* **Provided entries**
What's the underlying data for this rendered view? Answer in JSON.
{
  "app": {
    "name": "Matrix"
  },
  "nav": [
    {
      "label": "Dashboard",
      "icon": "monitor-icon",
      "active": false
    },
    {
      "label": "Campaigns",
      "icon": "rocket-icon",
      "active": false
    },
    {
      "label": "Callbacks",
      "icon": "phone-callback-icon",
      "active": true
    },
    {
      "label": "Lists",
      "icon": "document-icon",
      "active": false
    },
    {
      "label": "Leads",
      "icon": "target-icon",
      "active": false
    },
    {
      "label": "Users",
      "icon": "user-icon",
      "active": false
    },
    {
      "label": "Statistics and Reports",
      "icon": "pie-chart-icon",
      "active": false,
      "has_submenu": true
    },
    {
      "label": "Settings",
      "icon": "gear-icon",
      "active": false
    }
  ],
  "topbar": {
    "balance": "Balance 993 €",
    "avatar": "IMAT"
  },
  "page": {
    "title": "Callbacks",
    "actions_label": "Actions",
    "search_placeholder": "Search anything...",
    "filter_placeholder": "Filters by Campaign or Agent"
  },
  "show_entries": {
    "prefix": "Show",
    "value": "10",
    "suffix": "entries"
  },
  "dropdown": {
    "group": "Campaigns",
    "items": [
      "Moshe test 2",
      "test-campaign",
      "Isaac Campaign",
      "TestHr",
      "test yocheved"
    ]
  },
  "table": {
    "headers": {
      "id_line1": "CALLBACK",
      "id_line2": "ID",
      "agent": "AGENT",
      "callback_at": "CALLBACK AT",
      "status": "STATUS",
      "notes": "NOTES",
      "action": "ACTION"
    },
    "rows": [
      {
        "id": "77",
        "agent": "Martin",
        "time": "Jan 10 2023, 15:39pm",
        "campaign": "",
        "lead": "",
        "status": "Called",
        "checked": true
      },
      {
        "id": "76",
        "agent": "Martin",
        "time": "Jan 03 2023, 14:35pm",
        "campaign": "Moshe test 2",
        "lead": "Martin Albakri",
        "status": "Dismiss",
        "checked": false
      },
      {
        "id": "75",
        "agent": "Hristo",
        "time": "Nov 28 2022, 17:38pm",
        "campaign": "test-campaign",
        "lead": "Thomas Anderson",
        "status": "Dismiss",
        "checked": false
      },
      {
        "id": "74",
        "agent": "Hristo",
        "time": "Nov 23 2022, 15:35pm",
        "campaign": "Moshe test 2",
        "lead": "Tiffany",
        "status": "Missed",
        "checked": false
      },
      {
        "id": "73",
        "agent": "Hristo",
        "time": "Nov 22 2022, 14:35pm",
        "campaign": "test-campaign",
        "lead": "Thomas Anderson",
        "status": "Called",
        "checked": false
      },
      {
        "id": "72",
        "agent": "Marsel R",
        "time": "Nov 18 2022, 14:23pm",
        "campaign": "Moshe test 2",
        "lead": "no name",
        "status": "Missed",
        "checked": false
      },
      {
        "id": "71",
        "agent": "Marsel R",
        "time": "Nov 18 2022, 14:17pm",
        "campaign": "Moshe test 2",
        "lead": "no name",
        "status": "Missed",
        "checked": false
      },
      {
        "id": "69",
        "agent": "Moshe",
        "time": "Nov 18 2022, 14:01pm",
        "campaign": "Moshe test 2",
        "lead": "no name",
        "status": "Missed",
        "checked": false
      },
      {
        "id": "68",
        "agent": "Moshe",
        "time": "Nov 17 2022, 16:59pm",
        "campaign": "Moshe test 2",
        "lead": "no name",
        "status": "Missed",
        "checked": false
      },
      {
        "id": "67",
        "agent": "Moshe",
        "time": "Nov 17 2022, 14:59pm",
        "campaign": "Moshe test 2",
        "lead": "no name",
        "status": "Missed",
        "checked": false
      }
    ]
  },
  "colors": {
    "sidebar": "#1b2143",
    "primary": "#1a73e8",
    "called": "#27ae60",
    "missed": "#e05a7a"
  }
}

* **Written exercise**
Which lines in the listing above hold the word "icon"? Show each of them.

* **Solution to this task**
      "icon": "monitor-icon",
      "icon": "rocket-icon",
      "icon": "phone-callback-icon",
      "icon": "document-icon",
      "icon": "target-icon",
      "icon": "user-icon",
      "icon": "pie-chart-icon",
      "icon": "gear-icon",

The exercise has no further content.